### TASK REQUIREMENTS
The records underneath are to be repeated exactly, with the pictures left out.

### EXERCISE INPUT
+++

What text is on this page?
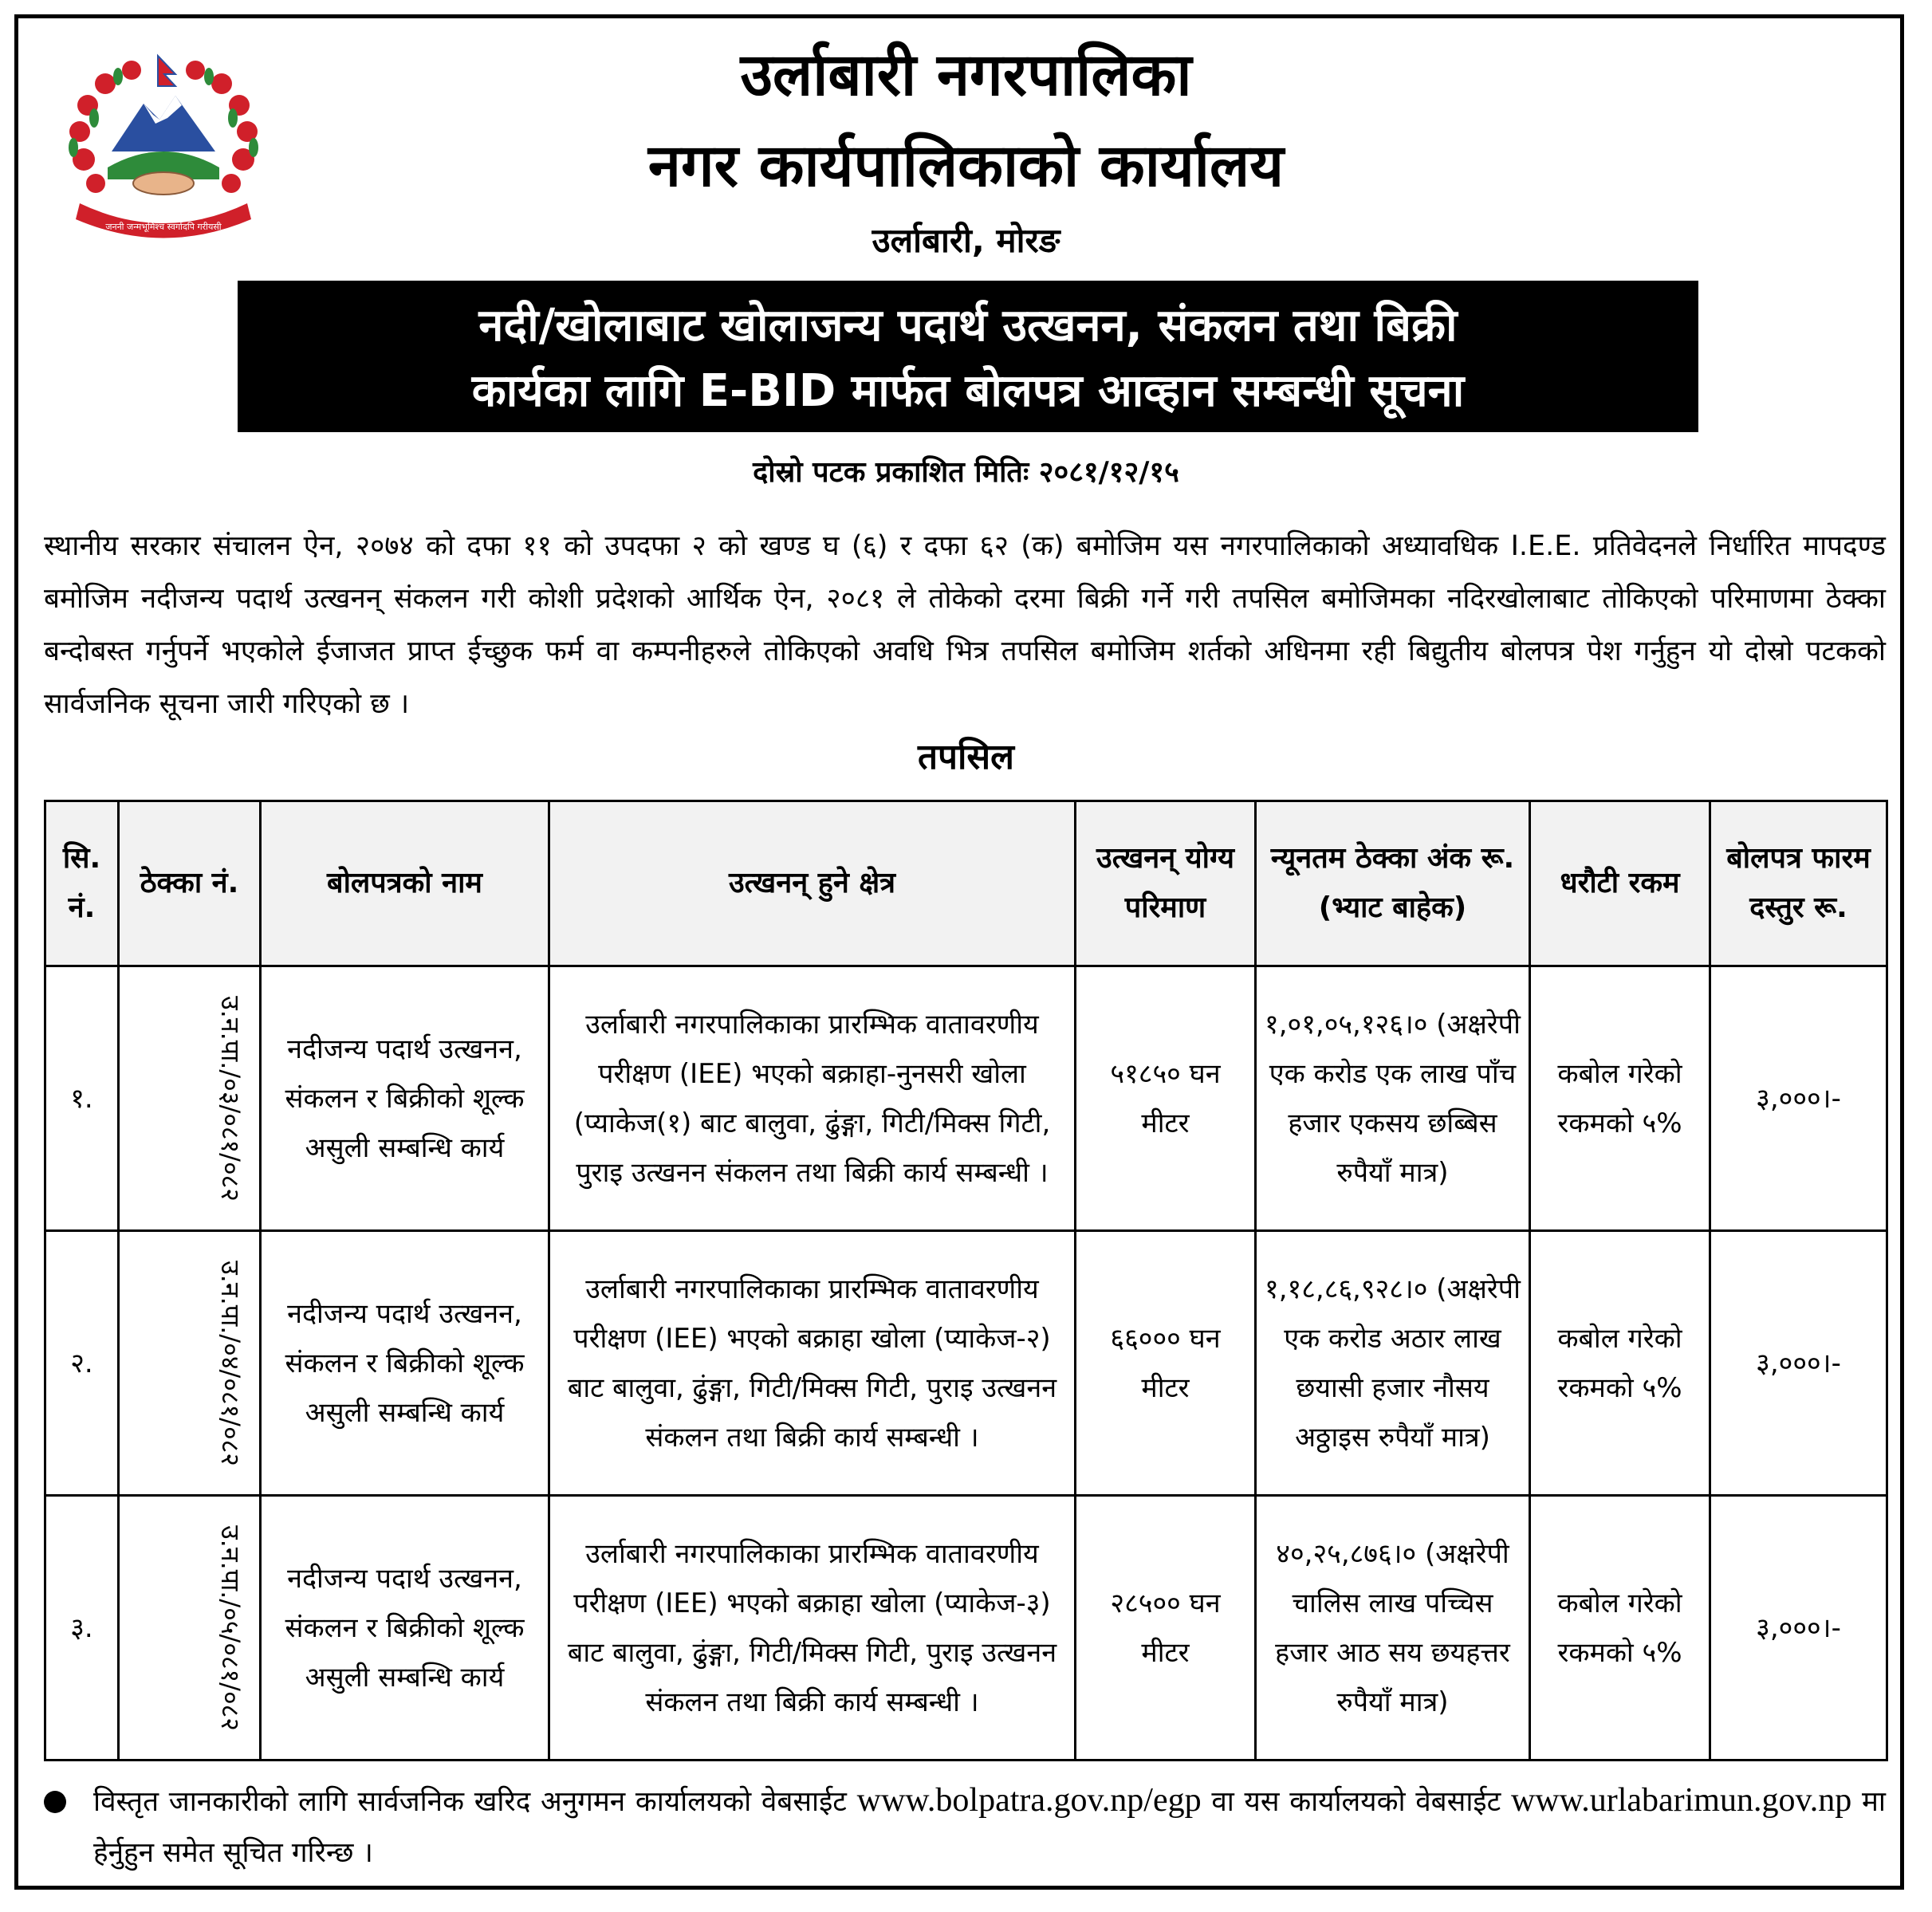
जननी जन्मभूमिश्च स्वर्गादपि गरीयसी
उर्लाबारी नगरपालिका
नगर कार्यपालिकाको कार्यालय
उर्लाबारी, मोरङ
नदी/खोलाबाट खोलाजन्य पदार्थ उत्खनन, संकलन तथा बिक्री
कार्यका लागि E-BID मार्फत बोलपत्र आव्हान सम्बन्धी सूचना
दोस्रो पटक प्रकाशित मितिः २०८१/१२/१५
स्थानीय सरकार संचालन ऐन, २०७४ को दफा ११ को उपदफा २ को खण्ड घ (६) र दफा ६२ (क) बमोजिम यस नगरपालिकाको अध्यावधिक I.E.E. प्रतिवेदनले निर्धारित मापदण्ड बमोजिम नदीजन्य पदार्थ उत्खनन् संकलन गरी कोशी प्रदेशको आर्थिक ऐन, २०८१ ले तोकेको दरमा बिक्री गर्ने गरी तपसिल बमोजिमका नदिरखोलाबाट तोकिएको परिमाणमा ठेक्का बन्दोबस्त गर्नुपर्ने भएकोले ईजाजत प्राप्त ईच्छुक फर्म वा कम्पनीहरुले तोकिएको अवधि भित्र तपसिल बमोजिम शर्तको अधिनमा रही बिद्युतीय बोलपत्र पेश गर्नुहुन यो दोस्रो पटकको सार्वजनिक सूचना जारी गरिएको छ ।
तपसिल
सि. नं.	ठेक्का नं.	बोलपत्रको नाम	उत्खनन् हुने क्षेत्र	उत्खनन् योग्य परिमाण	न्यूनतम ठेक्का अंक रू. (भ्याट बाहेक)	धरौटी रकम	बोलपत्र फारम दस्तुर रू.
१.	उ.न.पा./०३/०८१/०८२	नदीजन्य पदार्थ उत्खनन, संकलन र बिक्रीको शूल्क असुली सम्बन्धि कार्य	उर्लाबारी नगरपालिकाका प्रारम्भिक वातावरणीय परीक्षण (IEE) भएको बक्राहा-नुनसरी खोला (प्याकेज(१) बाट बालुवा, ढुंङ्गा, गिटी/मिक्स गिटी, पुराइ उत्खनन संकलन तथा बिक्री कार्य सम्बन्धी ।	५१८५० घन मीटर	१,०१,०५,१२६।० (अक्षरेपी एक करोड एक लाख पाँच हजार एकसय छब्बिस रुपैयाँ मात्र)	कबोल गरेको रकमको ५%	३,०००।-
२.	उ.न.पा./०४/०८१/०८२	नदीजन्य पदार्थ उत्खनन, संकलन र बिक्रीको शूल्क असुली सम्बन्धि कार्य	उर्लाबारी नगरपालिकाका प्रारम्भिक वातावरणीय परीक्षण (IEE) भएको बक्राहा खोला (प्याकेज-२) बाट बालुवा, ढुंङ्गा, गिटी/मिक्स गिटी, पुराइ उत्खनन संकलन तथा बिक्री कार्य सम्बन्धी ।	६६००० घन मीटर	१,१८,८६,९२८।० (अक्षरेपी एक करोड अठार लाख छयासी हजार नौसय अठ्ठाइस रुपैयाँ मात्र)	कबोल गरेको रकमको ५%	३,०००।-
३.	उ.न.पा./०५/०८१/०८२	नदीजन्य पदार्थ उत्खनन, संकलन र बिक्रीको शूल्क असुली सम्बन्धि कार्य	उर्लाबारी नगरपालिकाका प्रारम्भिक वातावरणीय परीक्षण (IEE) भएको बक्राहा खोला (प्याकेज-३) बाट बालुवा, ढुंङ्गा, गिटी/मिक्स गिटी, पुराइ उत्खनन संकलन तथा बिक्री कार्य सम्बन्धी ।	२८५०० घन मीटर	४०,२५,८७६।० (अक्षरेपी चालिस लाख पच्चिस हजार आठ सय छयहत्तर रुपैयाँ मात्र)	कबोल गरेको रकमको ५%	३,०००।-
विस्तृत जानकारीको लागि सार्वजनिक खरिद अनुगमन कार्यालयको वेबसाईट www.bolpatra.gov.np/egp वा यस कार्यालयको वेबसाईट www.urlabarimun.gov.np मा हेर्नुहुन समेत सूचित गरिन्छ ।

+++

### ANSWER TO THIS EXERCISE
What text is on this page?
जननी जन्मभूमिश्च स्वर्गादपि गरीयसी
उर्लाबारी नगरपालिका
नगर कार्यपालिकाको कार्यालय
उर्लाबारी, मोरङ
नदी/खोलाबाट खोलाजन्य पदार्थ उत्खनन, संकलन तथा बिक्री
कार्यका लागि E-BID मार्फत बोलपत्र आव्हान सम्बन्धी सूचना
दोस्रो पटक प्रकाशित मितिः २०८१/१२/१५
स्थानीय सरकार संचालन ऐन, २०७४ को दफा ११ को उपदफा २ को खण्ड घ (६) र दफा ६२ (क) बमोजिम यस नगरपालिकाको अध्यावधिक I.E.E. प्रतिवेदनले निर्धारित मापदण्ड बमोजिम नदीजन्य पदार्थ उत्खनन् संकलन गरी कोशी प्रदेशको आर्थिक ऐन, २०८१ ले तोकेको दरमा बिक्री गर्ने गरी तपसिल बमोजिमका नदिरखोलाबाट तोकिएको परिमाणमा ठेक्का बन्दोबस्त गर्नुपर्ने भएकोले ईजाजत प्राप्त ईच्छुक फर्म वा कम्पनीहरुले तोकिएको अवधि भित्र तपसिल बमोजिम शर्तको अधिनमा रही बिद्युतीय बोलपत्र पेश गर्नुहुन यो दोस्रो पटकको सार्वजनिक सूचना जारी गरिएको छ ।
तपसिल
सि. नं.	ठेक्का नं.	बोलपत्रको नाम	उत्खनन् हुने क्षेत्र	उत्खनन् योग्य परिमाण	न्यूनतम ठेक्का अंक रू. (भ्याट बाहेक)	धरौटी रकम	बोलपत्र फारम दस्तुर रू.
१.	उ.न.पा./०३/०८१/०८२	नदीजन्य पदार्थ उत्खनन, संकलन र बिक्रीको शूल्क असुली सम्बन्धि कार्य	उर्लाबारी नगरपालिकाका प्रारम्भिक वातावरणीय परीक्षण (IEE) भएको बक्राहा-नुनसरी खोला (प्याकेज(१) बाट बालुवा, ढुंङ्गा, गिटी/मिक्स गिटी, पुराइ उत्खनन संकलन तथा बिक्री कार्य सम्बन्धी ।	५१८५० घन मीटर	१,०१,०५,१२६।० (अक्षरेपी एक करोड एक लाख पाँच हजार एकसय छब्बिस रुपैयाँ मात्र)	कबोल गरेको रकमको ५%	३,०००।-
२.	उ.न.पा./०४/०८१/०८२	नदीजन्य पदार्थ उत्खनन, संकलन र बिक्रीको शूल्क असुली सम्बन्धि कार्य	उर्लाबारी नगरपालिकाका प्रारम्भिक वातावरणीय परीक्षण (IEE) भएको बक्राहा खोला (प्याकेज-२) बाट बालुवा, ढुंङ्गा, गिटी/मिक्स गिटी, पुराइ उत्खनन संकलन तथा बिक्री कार्य सम्बन्धी ।	६६००० घन मीटर	१,१८,८६,९२८।० (अक्षरेपी एक करोड अठार लाख छयासी हजार नौसय अठ्ठाइस रुपैयाँ मात्र)	कबोल गरेको रकमको ५%	३,०००।-
३.	उ.न.पा./०५/०८१/०८२	नदीजन्य पदार्थ उत्खनन, संकलन र बिक्रीको शूल्क असुली सम्बन्धि कार्य	उर्लाबारी नगरपालिकाका प्रारम्भिक वातावरणीय परीक्षण (IEE) भएको बक्राहा खोला (प्याकेज-३) बाट बालुवा, ढुंङ्गा, गिटी/मिक्स गिटी, पुराइ उत्खनन संकलन तथा बिक्री कार्य सम्बन्धी ।	२८५०० घन मीटर	४०,२५,८७६।० (अक्षरेपी चालिस लाख पच्चिस हजार आठ सय छयहत्तर रुपैयाँ मात्र)	कबोल गरेको रकमको ५%	३,०००।-
विस्तृत जानकारीको लागि सार्वजनिक खरिद अनुगमन कार्यालयको वेबसाईट www.bolpatra.gov.np/egp वा यस कार्यालयको वेबसाईट www.urlabarimun.gov.np मा हेर्नुहुन समेत सूचित गरिन्छ ।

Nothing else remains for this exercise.